» **Exercise objective**
Where does the string "name" appear in the records? Copy every line that contains it.

----------------

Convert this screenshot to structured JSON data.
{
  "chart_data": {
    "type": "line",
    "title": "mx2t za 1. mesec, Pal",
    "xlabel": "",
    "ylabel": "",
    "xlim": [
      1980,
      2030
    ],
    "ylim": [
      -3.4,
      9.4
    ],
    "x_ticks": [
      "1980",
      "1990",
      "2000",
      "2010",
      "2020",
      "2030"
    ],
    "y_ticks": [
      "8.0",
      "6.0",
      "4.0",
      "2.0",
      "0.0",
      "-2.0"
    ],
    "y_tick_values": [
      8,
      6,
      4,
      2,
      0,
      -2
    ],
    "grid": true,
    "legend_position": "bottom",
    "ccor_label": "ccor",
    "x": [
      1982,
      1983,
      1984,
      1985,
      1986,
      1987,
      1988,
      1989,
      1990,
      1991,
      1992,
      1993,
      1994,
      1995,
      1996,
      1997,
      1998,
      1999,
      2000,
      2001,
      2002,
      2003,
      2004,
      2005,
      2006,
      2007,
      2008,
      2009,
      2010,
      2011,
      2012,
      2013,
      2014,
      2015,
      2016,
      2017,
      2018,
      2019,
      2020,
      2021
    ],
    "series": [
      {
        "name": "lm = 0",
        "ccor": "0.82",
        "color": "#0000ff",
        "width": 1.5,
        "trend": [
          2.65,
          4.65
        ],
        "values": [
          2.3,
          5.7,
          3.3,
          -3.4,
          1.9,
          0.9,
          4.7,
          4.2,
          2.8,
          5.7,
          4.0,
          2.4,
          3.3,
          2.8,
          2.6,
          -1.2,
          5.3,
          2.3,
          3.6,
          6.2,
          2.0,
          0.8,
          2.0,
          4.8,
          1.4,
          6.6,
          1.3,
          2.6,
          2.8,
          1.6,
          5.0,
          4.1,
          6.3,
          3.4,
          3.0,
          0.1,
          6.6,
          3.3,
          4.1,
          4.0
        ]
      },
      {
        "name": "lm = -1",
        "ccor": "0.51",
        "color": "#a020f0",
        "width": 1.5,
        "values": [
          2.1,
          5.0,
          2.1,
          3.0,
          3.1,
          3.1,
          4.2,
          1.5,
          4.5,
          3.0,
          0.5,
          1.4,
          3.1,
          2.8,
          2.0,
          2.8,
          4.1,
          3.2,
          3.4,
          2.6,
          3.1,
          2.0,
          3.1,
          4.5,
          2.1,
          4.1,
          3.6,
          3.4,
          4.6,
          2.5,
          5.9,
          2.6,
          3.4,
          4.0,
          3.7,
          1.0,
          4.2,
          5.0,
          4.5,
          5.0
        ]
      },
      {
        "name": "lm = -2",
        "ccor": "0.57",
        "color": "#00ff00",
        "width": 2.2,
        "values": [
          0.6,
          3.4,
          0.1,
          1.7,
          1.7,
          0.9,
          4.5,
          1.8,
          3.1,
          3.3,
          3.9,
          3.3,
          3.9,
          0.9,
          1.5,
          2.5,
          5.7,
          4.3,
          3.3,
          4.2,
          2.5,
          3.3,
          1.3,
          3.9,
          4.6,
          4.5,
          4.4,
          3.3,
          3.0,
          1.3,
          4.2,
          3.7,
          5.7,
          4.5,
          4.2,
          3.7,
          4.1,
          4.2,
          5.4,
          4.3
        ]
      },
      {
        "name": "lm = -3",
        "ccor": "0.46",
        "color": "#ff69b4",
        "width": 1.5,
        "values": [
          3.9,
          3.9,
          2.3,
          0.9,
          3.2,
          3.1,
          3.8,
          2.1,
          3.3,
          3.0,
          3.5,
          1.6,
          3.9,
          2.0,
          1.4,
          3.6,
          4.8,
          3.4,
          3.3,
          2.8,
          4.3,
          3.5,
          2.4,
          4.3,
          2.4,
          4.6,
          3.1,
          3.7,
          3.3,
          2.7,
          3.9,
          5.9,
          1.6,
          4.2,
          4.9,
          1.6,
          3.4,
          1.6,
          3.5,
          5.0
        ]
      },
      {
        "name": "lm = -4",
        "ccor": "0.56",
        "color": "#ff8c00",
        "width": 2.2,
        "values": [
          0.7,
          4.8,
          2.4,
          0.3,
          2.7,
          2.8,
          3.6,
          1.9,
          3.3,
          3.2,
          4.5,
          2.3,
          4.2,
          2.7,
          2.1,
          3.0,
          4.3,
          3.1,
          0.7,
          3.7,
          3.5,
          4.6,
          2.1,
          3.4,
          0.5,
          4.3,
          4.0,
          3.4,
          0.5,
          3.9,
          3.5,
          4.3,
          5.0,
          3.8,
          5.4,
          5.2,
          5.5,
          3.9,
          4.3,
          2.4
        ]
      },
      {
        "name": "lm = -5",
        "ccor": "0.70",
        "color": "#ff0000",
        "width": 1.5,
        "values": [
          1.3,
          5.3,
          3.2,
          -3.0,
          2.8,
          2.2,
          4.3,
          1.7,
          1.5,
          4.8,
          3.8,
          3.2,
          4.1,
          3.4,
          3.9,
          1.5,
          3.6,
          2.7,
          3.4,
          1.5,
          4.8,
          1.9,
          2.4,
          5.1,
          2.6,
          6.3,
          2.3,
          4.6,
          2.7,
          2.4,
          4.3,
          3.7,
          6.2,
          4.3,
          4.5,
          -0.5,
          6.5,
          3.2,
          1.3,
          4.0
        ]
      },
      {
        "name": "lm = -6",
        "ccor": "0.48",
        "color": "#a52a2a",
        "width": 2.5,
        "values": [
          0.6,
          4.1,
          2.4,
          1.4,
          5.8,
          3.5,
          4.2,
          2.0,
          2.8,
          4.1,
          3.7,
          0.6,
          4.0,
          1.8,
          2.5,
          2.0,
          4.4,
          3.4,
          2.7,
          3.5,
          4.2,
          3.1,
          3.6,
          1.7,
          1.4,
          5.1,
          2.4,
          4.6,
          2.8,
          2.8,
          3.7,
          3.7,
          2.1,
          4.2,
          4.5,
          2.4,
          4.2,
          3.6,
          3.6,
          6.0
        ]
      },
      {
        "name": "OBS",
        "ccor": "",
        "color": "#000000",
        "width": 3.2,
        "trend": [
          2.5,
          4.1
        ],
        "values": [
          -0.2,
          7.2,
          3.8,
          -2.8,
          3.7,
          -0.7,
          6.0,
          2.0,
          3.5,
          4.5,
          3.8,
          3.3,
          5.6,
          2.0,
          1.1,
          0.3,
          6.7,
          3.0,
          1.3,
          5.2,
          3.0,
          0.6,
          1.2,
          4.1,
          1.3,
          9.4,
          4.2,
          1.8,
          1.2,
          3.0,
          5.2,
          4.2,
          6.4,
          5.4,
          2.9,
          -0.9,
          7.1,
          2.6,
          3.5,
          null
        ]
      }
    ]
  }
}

----------------

» **Reply to the exercise**
        "name": "lm = 0",
        "name": "lm = -1",
        "name": "lm = -2",
        "name": "lm = -3",
        "name": "lm = -4",
        "name": "lm = -5",
        "name": "lm = -6",
        "name": "OBS",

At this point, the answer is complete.